## BEGIN

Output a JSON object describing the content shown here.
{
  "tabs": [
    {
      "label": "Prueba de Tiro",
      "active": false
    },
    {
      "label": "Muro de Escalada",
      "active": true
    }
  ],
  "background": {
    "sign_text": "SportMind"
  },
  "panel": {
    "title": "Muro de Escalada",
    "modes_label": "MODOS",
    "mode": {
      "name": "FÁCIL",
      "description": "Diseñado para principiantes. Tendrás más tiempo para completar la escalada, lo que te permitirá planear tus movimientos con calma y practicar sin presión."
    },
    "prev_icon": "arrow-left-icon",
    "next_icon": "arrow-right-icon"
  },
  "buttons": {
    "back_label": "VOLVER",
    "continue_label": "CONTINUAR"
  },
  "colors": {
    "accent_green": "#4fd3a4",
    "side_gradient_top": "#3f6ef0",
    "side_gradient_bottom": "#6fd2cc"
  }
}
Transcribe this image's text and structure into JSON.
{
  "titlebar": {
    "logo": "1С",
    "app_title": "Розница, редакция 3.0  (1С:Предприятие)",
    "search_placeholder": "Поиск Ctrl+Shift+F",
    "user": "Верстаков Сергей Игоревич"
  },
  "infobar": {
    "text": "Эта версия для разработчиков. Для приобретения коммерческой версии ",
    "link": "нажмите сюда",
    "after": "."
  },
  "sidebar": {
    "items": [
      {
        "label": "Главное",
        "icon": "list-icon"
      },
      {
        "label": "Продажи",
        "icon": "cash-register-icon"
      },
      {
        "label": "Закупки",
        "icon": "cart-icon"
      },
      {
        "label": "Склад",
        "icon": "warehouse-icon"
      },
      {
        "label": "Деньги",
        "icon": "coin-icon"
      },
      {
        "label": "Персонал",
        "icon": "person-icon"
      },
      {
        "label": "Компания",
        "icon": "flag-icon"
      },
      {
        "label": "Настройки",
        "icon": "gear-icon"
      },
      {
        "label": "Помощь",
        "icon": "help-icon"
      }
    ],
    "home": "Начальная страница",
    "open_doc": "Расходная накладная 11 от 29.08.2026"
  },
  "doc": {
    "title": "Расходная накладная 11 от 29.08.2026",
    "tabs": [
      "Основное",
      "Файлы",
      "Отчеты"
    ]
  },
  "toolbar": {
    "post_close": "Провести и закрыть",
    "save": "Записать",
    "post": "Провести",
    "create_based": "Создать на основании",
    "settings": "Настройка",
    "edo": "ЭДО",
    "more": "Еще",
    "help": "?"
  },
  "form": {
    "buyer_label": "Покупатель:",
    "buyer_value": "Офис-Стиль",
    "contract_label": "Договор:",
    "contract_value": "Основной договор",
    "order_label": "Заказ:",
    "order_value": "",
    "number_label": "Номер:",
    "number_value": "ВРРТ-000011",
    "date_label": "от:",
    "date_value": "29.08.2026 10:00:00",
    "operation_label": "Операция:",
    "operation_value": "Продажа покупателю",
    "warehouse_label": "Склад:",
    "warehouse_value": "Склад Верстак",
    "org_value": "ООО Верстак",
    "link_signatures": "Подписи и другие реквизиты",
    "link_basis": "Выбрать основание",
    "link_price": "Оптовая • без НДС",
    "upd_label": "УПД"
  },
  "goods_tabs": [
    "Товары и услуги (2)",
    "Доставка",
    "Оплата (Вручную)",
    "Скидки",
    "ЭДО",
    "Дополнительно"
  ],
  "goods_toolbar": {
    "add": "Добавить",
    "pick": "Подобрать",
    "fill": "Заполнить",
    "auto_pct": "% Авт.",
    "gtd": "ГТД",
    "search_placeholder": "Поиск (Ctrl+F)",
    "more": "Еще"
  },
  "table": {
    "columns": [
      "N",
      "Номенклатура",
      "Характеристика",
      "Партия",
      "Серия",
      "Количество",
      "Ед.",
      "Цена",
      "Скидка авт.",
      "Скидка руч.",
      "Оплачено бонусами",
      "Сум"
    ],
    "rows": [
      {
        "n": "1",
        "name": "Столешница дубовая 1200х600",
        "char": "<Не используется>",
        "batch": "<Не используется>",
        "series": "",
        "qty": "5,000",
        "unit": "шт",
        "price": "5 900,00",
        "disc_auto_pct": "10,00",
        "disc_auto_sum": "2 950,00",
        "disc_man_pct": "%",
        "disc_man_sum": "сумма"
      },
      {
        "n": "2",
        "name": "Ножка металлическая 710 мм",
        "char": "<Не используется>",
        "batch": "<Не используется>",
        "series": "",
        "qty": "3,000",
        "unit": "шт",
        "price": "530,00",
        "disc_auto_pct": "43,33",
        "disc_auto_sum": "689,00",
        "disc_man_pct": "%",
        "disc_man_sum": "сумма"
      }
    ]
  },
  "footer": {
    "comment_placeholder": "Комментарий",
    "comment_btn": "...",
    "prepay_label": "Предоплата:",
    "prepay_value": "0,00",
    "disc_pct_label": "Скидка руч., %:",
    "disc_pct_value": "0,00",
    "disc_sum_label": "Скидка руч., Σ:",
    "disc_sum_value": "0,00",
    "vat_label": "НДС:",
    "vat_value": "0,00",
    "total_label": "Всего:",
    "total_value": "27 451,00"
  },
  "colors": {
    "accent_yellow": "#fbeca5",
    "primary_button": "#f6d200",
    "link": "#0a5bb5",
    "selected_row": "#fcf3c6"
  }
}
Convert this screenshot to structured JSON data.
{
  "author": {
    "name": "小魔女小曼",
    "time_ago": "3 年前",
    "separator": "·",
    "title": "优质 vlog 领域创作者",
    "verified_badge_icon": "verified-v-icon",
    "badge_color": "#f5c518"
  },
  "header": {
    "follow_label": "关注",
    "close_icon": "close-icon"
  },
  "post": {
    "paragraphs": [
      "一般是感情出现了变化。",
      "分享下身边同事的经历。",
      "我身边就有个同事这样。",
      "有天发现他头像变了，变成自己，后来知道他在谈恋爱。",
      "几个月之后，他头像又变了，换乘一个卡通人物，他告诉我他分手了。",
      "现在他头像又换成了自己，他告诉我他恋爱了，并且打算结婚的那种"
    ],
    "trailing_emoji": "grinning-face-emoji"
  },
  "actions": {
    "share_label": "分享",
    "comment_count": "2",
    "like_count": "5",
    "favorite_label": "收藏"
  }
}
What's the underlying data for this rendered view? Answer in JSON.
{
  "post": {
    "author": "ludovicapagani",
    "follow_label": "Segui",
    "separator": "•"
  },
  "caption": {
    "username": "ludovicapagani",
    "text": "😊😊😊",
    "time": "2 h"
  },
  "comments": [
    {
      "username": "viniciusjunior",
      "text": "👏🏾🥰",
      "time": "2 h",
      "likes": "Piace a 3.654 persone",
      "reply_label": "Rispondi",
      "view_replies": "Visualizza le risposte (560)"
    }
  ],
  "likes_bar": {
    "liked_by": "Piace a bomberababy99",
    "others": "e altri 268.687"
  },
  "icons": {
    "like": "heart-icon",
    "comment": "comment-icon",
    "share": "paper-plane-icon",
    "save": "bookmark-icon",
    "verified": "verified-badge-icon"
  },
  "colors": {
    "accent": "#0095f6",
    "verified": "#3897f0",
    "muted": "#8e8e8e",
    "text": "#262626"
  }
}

## END

▶ Task to complete
Write the data back out verbatim.

▶ Reply
Output a JSON object describing the content shown here.
{
  "tabs": [
    {
      "label": "Prueba de Tiro",
      "active": false
    },
    {
      "label": "Muro de Escalada",
      "active": true
    }
  ],
  "background": {
    "sign_text": "SportMind"
  },
  "panel": {
    "title": "Muro de Escalada",
    "modes_label": "MODOS",
    "mode": {
      "name": "FÁCIL",
      "description": "Diseñado para principiantes. Tendrás más tiempo para completar la escalada, lo que te permitirá planear tus movimientos con calma y practicar sin presión."
    },
    "prev_icon": "arrow-left-icon",
    "next_icon": "arrow-right-icon"
  },
  "buttons": {
    "back_label": "VOLVER",
    "continue_label": "CONTINUAR"
  },
  "colors": {
    "accent_green": "#4fd3a4",
    "side_gradient_top": "#3f6ef0",
    "side_gradient_bottom": "#6fd2cc"
  }
}
Transcribe this image's text and structure into JSON.
{
  "titlebar": {
    "logo": "1С",
    "app_title": "Розница, редакция 3.0  (1С:Предприятие)",
    "search_placeholder": "Поиск Ctrl+Shift+F",
    "user": "Верстаков Сергей Игоревич"
  },
  "infobar": {
    "text": "Эта версия для разработчиков. Для приобретения коммерческой версии ",
    "link": "нажмите сюда",
    "after": "."
  },
  "sidebar": {
    "items": [
      {
        "label": "Главное",
        "icon": "list-icon"
      },
      {
        "label": "Продажи",
        "icon": "cash-register-icon"
      },
      {
        "label": "Закупки",
        "icon": "cart-icon"
      },
      {
        "label": "Склад",
        "icon": "warehouse-icon"
      },
      {
        "label": "Деньги",
        "icon": "coin-icon"
      },
      {
        "label": "Персонал",
        "icon": "person-icon"
      },
      {
        "label": "Компания",
        "icon": "flag-icon"
      },
      {
        "label": "Настройки",
        "icon": "gear-icon"
      },
      {
        "label": "Помощь",
        "icon": "help-icon"
      }
    ],
    "home": "Начальная страница",
    "open_doc": "Расходная накладная 11 от 29.08.2026"
  },
  "doc": {
    "title": "Расходная накладная 11 от 29.08.2026",
    "tabs": [
      "Основное",
      "Файлы",
      "Отчеты"
    ]
  },
  "toolbar": {
    "post_close": "Провести и закрыть",
    "save": "Записать",
    "post": "Провести",
    "create_based": "Создать на основании",
    "settings": "Настройка",
    "edo": "ЭДО",
    "more": "Еще",
    "help": "?"
  },
  "form": {
    "buyer_label": "Покупатель:",
    "buyer_value": "Офис-Стиль",
    "contract_label": "Договор:",
    "contract_value": "Основной договор",
    "order_label": "Заказ:",
    "order_value": "",
    "number_label": "Номер:",
    "number_value": "ВРРТ-000011",
    "date_label": "от:",
    "date_value": "29.08.2026 10:00:00",
    "operation_label": "Операция:",
    "operation_value": "Продажа покупателю",
    "warehouse_label": "Склад:",
    "warehouse_value": "Склад Верстак",
    "org_value": "ООО Верстак",
    "link_signatures": "Подписи и другие реквизиты",
    "link_basis": "Выбрать основание",
    "link_price": "Оптовая • без НДС",
    "upd_label": "УПД"
  },
  "goods_tabs": [
    "Товары и услуги (2)",
    "Доставка",
    "Оплата (Вручную)",
    "Скидки",
    "ЭДО",
    "Дополнительно"
  ],
  "goods_toolbar": {
    "add": "Добавить",
    "pick": "Подобрать",
    "fill": "Заполнить",
    "auto_pct": "% Авт.",
    "gtd": "ГТД",
    "search_placeholder": "Поиск (Ctrl+F)",
    "more": "Еще"
  },
  "table": {
    "columns": [
      "N",
      "Номенклатура",
      "Характеристика",
      "Партия",
      "Серия",
      "Количество",
      "Ед.",
      "Цена",
      "Скидка авт.",
      "Скидка руч.",
      "Оплачено бонусами",
      "Сум"
    ],
    "rows": [
      {
        "n": "1",
        "name": "Столешница дубовая 1200х600",
        "char": "<Не используется>",
        "batch": "<Не используется>",
        "series": "",
        "qty": "5,000",
        "unit": "шт",
        "price": "5 900,00",
        "disc_auto_pct": "10,00",
        "disc_auto_sum": "2 950,00",
        "disc_man_pct": "%",
        "disc_man_sum": "сумма"
      },
      {
        "n": "2",
        "name": "Ножка металлическая 710 мм",
        "char": "<Не используется>",
        "batch": "<Не используется>",
        "series": "",
        "qty": "3,000",
        "unit": "шт",
        "price": "530,00",
        "disc_auto_pct": "43,33",
        "disc_auto_sum": "689,00",
        "disc_man_pct": "%",
        "disc_man_sum": "сумма"
      }
    ]
  },
  "footer": {
    "comment_placeholder": "Комментарий",
    "comment_btn": "...",
    "prepay_label": "Предоплата:",
    "prepay_value": "0,00",
    "disc_pct_label": "Скидка руч., %:",
    "disc_pct_value": "0,00",
    "disc_sum_label": "Скидка руч., Σ:",
    "disc_sum_value": "0,00",
    "vat_label": "НДС:",
    "vat_value": "0,00",
    "total_label": "Всего:",
    "total_value": "27 451,00"
  },
  "colors": {
    "accent_yellow": "#fbeca5",
    "primary_button": "#f6d200",
    "link": "#0a5bb5",
    "selected_row": "#fcf3c6"
  }
}
Convert this screenshot to structured JSON data.
{
  "author": {
    "name": "小魔女小曼",
    "time_ago": "3 年前",
    "separator": "·",
    "title": "优质 vlog 领域创作者",
    "verified_badge_icon": "verified-v-icon",
    "badge_color": "#f5c518"
  },
  "header": {
    "follow_label": "关注",
    "close_icon": "close-icon"
  },
  "post": {
    "paragraphs": [
      "一般是感情出现了变化。",
      "分享下身边同事的经历。",
      "我身边就有个同事这样。",
      "有天发现他头像变了，变成自己，后来知道他在谈恋爱。",
      "几个月之后，他头像又变了，换乘一个卡通人物，他告诉我他分手了。",
      "现在他头像又换成了自己，他告诉我他恋爱了，并且打算结婚的那种"
    ],
    "trailing_emoji": "grinning-face-emoji"
  },
  "actions": {
    "share_label": "分享",
    "comment_count": "2",
    "like_count": "5",
    "favorite_label": "收藏"
  }
}
What's the underlying data for this rendered view? Answer in JSON.
{
  "post": {
    "author": "ludovicapagani",
    "follow_label": "Segui",
    "separator": "•"
  },
  "caption": {
    "username": "ludovicapagani",
    "text": "😊😊😊",
    "time": "2 h"
  },
  "comments": [
    {
      "username": "viniciusjunior",
      "text": "👏🏾🥰",
      "time": "2 h",
      "likes": "Piace a 3.654 persone",
      "reply_label": "Rispondi",
      "view_replies": "Visualizza le risposte (560)"
    }
  ],
  "likes_bar": {
    "liked_by": "Piace a bomberababy99",
    "others": "e altri 268.687"
  },
  "icons": {
    "like": "heart-icon",
    "comment": "comment-icon",
    "share": "paper-plane-icon",
    "save": "bookmark-icon",
    "verified": "verified-badge-icon"
  },
  "colors": {
    "accent": "#0095f6",
    "verified": "#3897f0",
    "muted": "#8e8e8e",
    "text": "#262626"
  }
}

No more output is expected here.